Return all lines where the word "Grosseto" can be found.
== Records shown ==
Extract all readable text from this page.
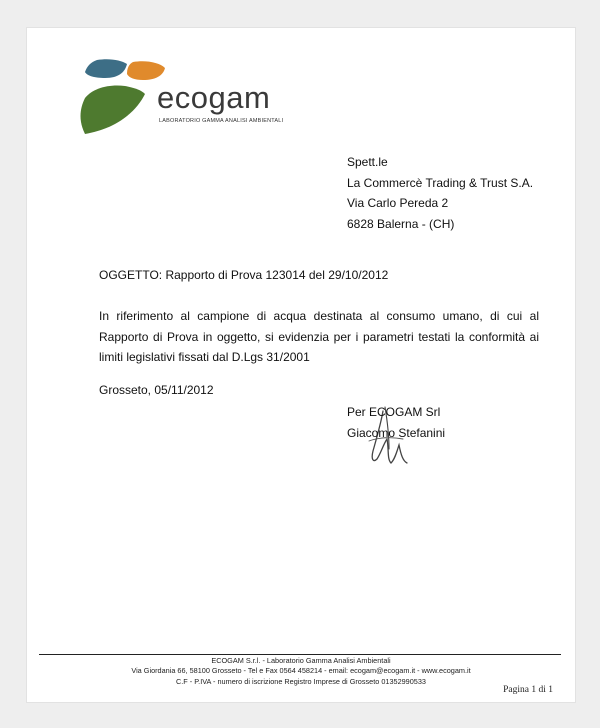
ecogam
LABORATORIO GAMMA ANALISI AMBIENTALI
Spett.le
La Commercè Trading & Trust S.A.
Via Carlo Pereda 2
6828 Balerna - (CH)
OGGETTO: Rapporto di Prova 123014 del 29/10/2012
In riferimento al campione di acqua destinata al consumo umano, di cui al Rapporto di Prova in oggetto, si evidenzia per i parametri testati la conformità ai limiti legislativi fissati dal D.Lgs 31/2001
Grosseto, 05/11/2012
Per ECOGAM Srl
Giacomo Stefanini
ECOGAM S.r.l. - Laboratorio Gamma Analisi Ambientali
Via Giordania 66, 58100 Grosseto - Tel e Fax 0564 458214 - email: ecogam@ecogam.it - www.ecogam.it
C.F - P.IVA - numero di iscrizione Registro Imprese di Grosseto 01352990533
Pagina 1 di 1
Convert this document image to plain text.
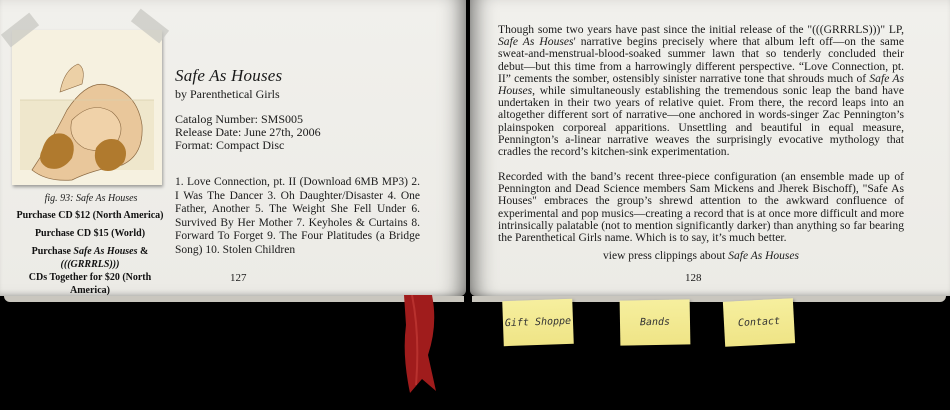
fig. 93: Safe As Houses
Purchase CD $12 (North America)
Purchase CD $15 (World)
Purchase Safe As Houses & (((GRRRLS)))
CDs Together for $20 (North America)
Safe As Houses
by Parenthetical Girls
Catalog Number: SMS005
Release Date: June 27th, 2006
Format: Compact Disc
1. Love Connection, pt. II (Download 6MB MP3) 2. I Was The Dancer 3. Oh Daughter/Disaster 4. One Father, Another 5. The Weight She Fell Under 6. Survived By Her Mother 7. Keyholes & Curtains 8. Forward To Forget 9. The Four Platitudes (a Bridge Song) 10. Stolen Children
127
Though some two years have past since the initial release of the "(((GRRRLS)))" LP, Safe As Houses' narrative begins precisely where that album left off—on the same sweat-and-menstrual-blood-soaked summer lawn that so tenderly concluded their debut—but this time from a harrowingly different perspective. “Love Connection, pt. II” cements the somber, ostensibly sinister narrative tone that shrouds much of Safe As Houses, while simultaneously establishing the tremendous sonic leap the band have undertaken in their two years of relative quiet. From there, the record leaps into an altogether different sort of narrative—one anchored in words-singer Zac Pennington’s plainspoken corporeal apparitions. Unsettling and beautiful in equal measure, Pennington’s a-linear narrative weaves the surprisingly evocative mythology that cradles the record’s kitchen-sink experimentation.
Recorded with the band’s recent three-piece configuration (an ensemble made up of Pennington and Dead Science members Sam Mickens and Jherek Bischoff), "Safe As Houses" embraces the group’s shrewd attention to the awkward confluence of experimental and pop musics—creating a record that is at once more difficult and more intrinsically palatable (not to mention significantly darker) than anything so far bearing the Parenthetical Girls name. Which is to say, it’s much better.
view press clippings about Safe As Houses
128
Gift Shoppe	Bands	Contact
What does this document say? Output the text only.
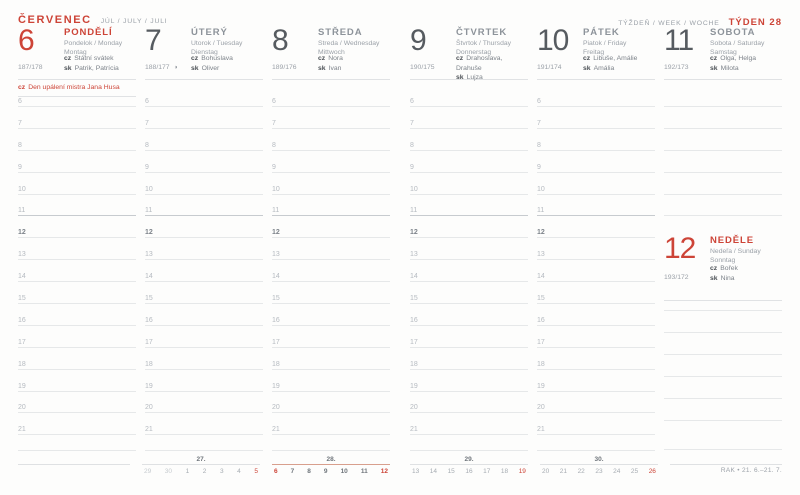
ČERVENEC JÚL / JULY / JULI
6	PONDĚLÍ
Pondelok / Monday
Montag
187/178
cz Státní svátek
sk Patrik, Patrícia
cz Den upálení mistra Jana Husa
6
7
8
9
10
11
12
13
14
15
16
17
18
19
20
21
7	ÚTERÝ
Utorok / Tuesday
Dienstag
188/177 ◑
cz Bohuslava
sk Oliver
6
7
8
9
10
11
12
13
14
15
16
17
18
19
20
21
8	STŘEDA
Streda / Wednesday
Mittwoch
189/176
cz Nora
sk Ivan
6
7
8
9
10
11
12
13
14
15
16
17
18
19
20
21
27.
29 30 1 2 3 4 5
28.
6 7 8 9 10 11 12
TÝŽDEŇ / WEEK / WOCHE TÝDEN 28
9	ČTVRTEK
Štvrtok / Thursday
Donnerstag
190/175
cz Drahoslava, Drahuše
sk Lujza
6
7
8
9
10
11
12
13
14
15
16
17
18
19
20
21
10 PÁTEK
Piatok / Friday
Freitag
191/174
cz Libuše, Amálie
sk Amália
6
7
8
9
10
11
12
13
14
15
16
17
18
19
20
21
11 SOBOTA
Sobota / Saturday
Samstag
192/173
cz Olga, Helga
sk Milota
12 NEDĚLE
Nedeľa / Sunday
Sonntag
193/172
cz Bořek
sk Nina
29.
13 14 15 16 17 18 19
30.
20 21 22 23 24 25 26	RAK • 21. 6.–21. 7.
===
● **Expected answer**:
Grosseto, 05/11/2012
Via Giordania 66, 58100 Grosseto - Tel e Fax 0564 458214 - email: ecogam@ecogam.it - www.ecogam.it
C.F - P.IVA - numero di iscrizione Registro Imprese di Grosseto 01352990533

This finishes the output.